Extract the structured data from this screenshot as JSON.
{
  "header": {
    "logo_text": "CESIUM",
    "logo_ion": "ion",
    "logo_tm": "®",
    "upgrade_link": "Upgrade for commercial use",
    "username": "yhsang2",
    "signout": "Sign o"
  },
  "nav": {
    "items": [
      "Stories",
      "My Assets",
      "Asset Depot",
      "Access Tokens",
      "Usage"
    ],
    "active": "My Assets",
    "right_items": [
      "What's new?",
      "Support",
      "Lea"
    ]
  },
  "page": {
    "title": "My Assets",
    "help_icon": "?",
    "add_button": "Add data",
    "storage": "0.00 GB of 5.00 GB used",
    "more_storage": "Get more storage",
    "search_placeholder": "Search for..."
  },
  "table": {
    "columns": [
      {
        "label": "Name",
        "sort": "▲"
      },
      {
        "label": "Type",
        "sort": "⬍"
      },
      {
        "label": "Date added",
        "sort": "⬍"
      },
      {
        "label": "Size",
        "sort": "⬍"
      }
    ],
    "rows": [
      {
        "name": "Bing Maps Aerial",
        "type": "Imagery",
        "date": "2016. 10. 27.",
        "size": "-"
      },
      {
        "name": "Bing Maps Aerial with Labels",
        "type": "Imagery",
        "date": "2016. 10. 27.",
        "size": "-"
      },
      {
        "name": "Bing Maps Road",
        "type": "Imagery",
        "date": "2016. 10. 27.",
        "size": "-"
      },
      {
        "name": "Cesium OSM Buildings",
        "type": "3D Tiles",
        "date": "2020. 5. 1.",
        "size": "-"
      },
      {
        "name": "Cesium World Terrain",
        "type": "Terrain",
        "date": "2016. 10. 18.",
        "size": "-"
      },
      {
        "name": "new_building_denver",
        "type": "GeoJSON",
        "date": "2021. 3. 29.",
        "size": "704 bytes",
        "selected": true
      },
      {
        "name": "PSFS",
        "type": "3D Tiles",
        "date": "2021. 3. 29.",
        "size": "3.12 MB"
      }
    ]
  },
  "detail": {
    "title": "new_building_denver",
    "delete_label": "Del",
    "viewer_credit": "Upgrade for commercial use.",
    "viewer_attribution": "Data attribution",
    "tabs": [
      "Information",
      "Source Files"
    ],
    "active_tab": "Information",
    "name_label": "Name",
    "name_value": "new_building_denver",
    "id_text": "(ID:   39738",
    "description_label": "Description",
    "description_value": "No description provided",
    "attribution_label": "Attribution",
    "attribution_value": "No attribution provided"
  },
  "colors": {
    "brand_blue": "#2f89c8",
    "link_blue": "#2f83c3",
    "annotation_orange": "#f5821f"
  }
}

THE TASK: Find the lines that include the string "commercial", then copy each of them.

EXERCISE RESPONSE:
    "upgrade_link": "Upgrade for commercial use",
    "viewer_credit": "Upgrade for commercial use.",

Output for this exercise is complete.